**EXERCISE BRIEF:** Omit the pictures, then write out every entry exactly as it reads.

**ENTRIES SUPPLIED:**
-------------------------

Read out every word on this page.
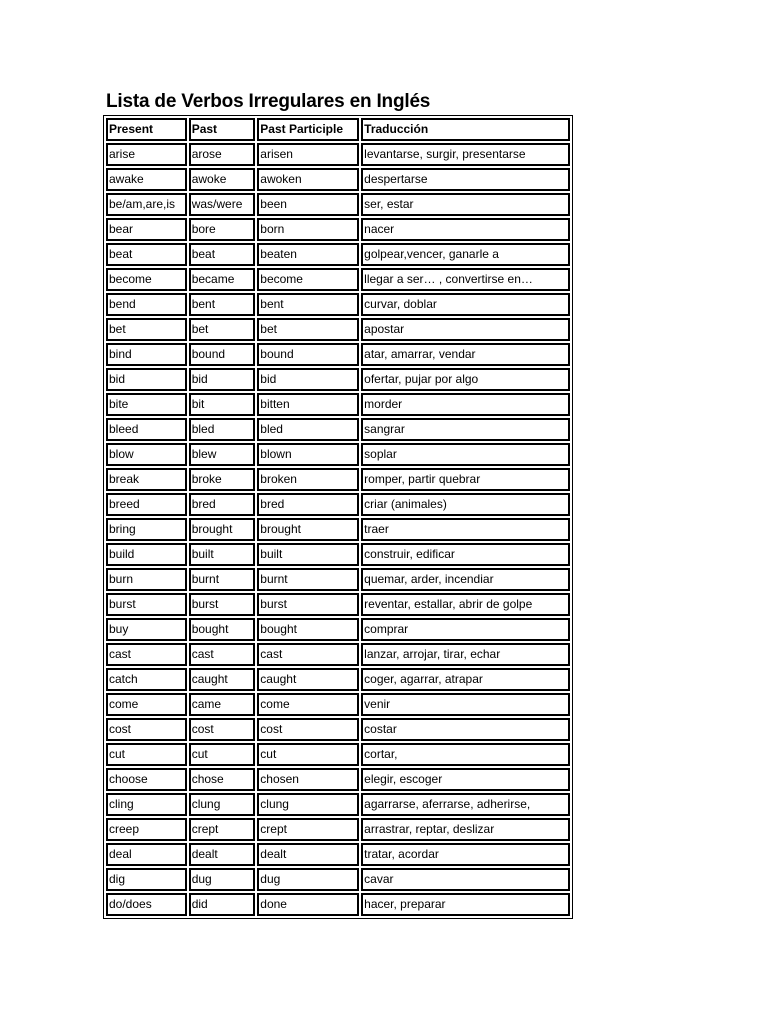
Lista de Verbos Irregulares en Inglés
Present	Past	Past Participle	Traducción
arise	arose	arisen	levantarse, surgir, presentarse
awake	awoke	awoken	despertarse
be/am,are,is	was/were	been	ser, estar
bear	bore	born	nacer
beat	beat	beaten	golpear,vencer, ganarle a
become	became	become	llegar a ser… , convertirse en…
bend	bent	bent	curvar, doblar
bet	bet	bet	apostar
bind	bound	bound	atar, amarrar, vendar
bid	bid	bid	ofertar, pujar por algo
bite	bit	bitten	morder
bleed	bled	bled	sangrar
blow	blew	blown	soplar
break	broke	broken	romper, partir quebrar
breed	bred	bred	criar (animales)
bring	brought	brought	traer
build	built	built	construir, edificar
burn	burnt	burnt	quemar, arder, incendiar
burst	burst	burst	reventar, estallar, abrir de golpe
buy	bought	bought	comprar
cast	cast	cast	lanzar, arrojar, tirar, echar
catch	caught	caught	coger, agarrar, atrapar
come	came	come	venir
cost	cost	cost	costar
cut	cut	cut	cortar,
choose	chose	chosen	elegir, escoger
cling	clung	clung	agarrarse, aferrarse, adherirse,
creep	crept	crept	arrastrar, reptar, deslizar
deal	dealt	dealt	tratar, acordar
dig	dug	dug	cavar
do/does	did	done	hacer, preparar
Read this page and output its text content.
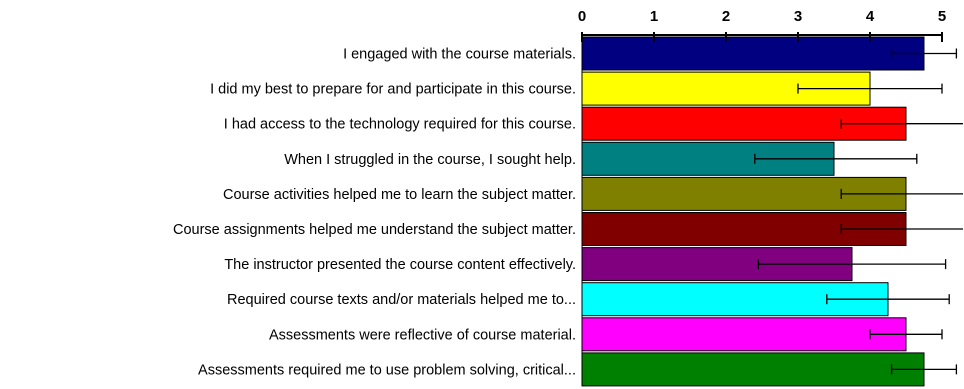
I engaged with the course materials.
I did my best to prepare for and participate in this course.
I had access to the technology required for this course.
When I struggled in the course, I sought help.
Course activities helped me to learn the subject matter.
Course assignments helped me understand the subject matter.
The instructor presented the course content effectively.
Required course texts and/or materials helped me to...
Assessments were reflective of course material.
Assessments required me to use problem solving, critical...
0	1	2	3	4	5
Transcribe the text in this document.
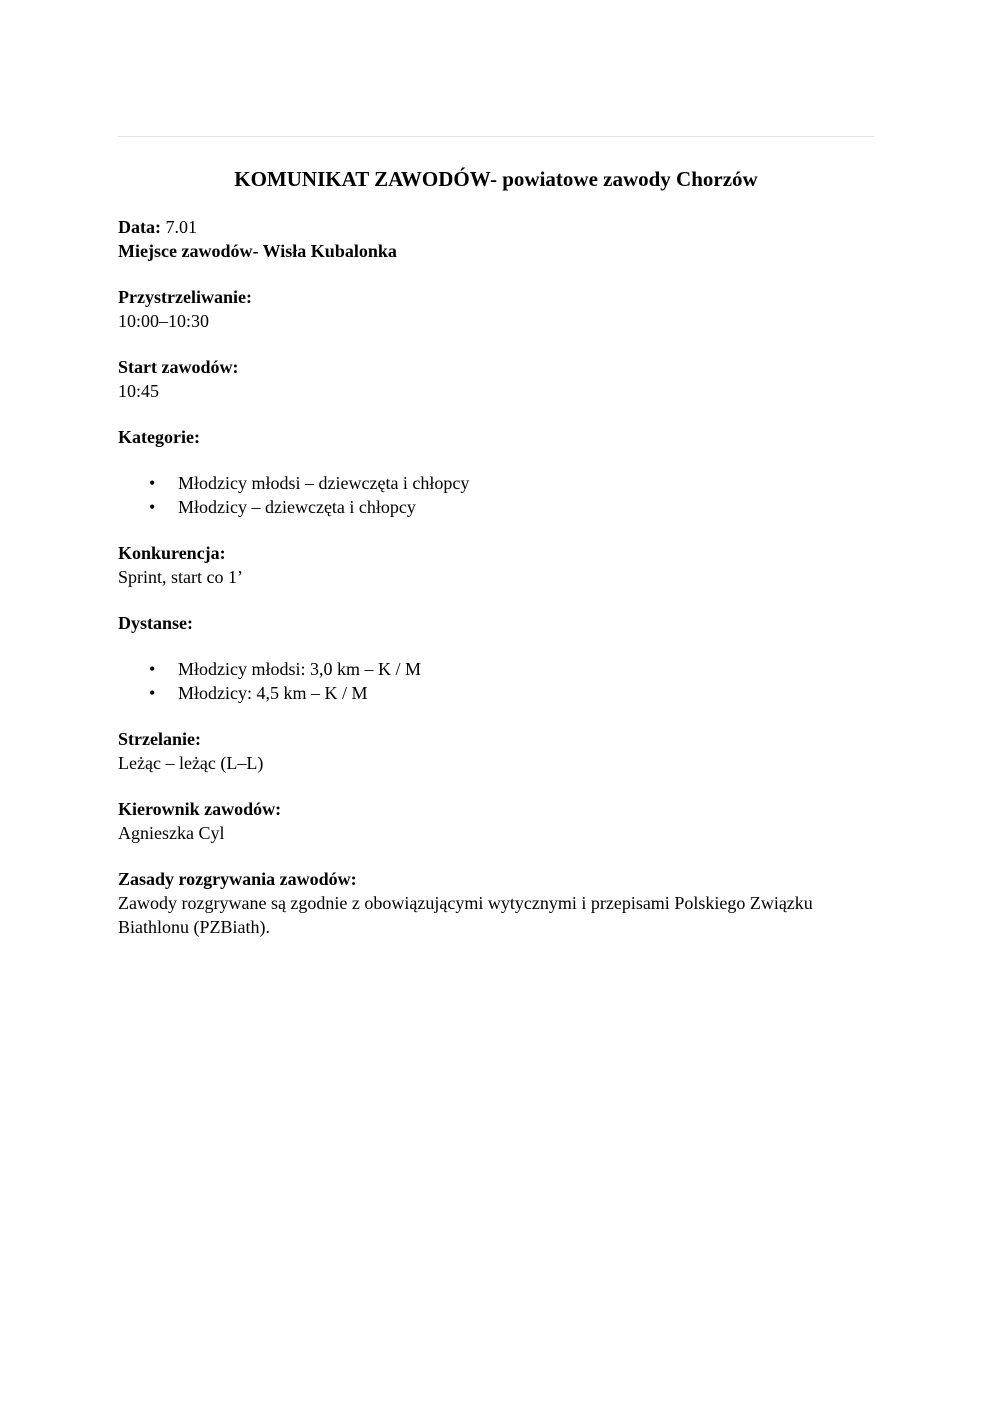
KOMUNIKAT ZAWODÓW- powiatowe zawody Chorzów

Data: 7.01

Miejsce zawodów- Wisła Kubalonka

Przystrzeliwanie:

10:00–10:30

Start zawodów:

10:45

Kategorie:

• Młodzicy młodsi – dziewczęta i chłopcy
• Młodzicy – dziewczęta i chłopcy

Konkurencja:

Sprint, start co 1’

Dystanse:

• Młodzicy młodsi: 3,0 km – K / M
• Młodzicy: 4,5 km – K / M

Strzelanie:

Leżąc – leżąc (L–L)

Kierownik zawodów:

Agnieszka Cyl

Zasady rozgrywania zawodów:

Zawody rozgrywane są zgodnie z obowiązującymi wytycznymi i przepisami Polskiego Związku Biathlonu (PZBiath).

-------------------------

**CORRECT RESPONSE:**
Read out every word on this page.
Lista de Verbos Irregulares en Inglés
Present	Past	Past Participle	Traducción
arise	arose	arisen	levantarse, surgir, presentarse
awake	awoke	awoken	despertarse
be/am,are,is	was/were	been	ser, estar
bear	bore	born	nacer
beat	beat	beaten	golpear,vencer, ganarle a
become	became	become	llegar a ser… , convertirse en…
bend	bent	bent	curvar, doblar
bet	bet	bet	apostar
bind	bound	bound	atar, amarrar, vendar
bid	bid	bid	ofertar, pujar por algo
bite	bit	bitten	morder
bleed	bled	bled	sangrar
blow	blew	blown	soplar
break	broke	broken	romper, partir quebrar
breed	bred	bred	criar (animales)
bring	brought	brought	traer
build	built	built	construir, edificar
burn	burnt	burnt	quemar, arder, incendiar
burst	burst	burst	reventar, estallar, abrir de golpe
buy	bought	bought	comprar
cast	cast	cast	lanzar, arrojar, tirar, echar
catch	caught	caught	coger, agarrar, atrapar
come	came	come	venir
cost	cost	cost	costar
cut	cut	cut	cortar,
choose	chose	chosen	elegir, escoger
cling	clung	clung	agarrarse, aferrarse, adherirse,
creep	crept	crept	arrastrar, reptar, deslizar
deal	dealt	dealt	tratar, acordar
dig	dug	dug	cavar
do/does	did	done	hacer, preparar
Read this page and output its text content.
I engaged with the course materials.
I did my best to prepare for and participate in this course.
I had access to the technology required for this course.
When I struggled in the course, I sought help.
Course activities helped me to learn the subject matter.
Course assignments helped me understand the subject matter.
The instructor presented the course content effectively.
Required course texts and/or materials helped me to...
Assessments were reflective of course material.
Assessments required me to use problem solving, critical...
0	1	2	3	4	5
Transcribe the text in this document.
KOMUNIKAT ZAWODÓW- powiatowe zawody Chorzów

Data: 7.01

Miejsce zawodów- Wisła Kubalonka

Przystrzeliwanie:

10:00–10:30

Start zawodów:

10:45

Kategorie:

• Młodzicy młodsi – dziewczęta i chłopcy
• Młodzicy – dziewczęta i chłopcy

Konkurencja:

Sprint, start co 1’

Dystanse:

• Młodzicy młodsi: 3,0 km – K / M
• Młodzicy: 4,5 km – K / M

Strzelanie:

Leżąc – leżąc (L–L)

Kierownik zawodów:

Agnieszka Cyl

Zasady rozgrywania zawodów:

Zawody rozgrywane są zgodnie z obowiązującymi wytycznymi i przepisami Polskiego Związku Biathlonu (PZBiath).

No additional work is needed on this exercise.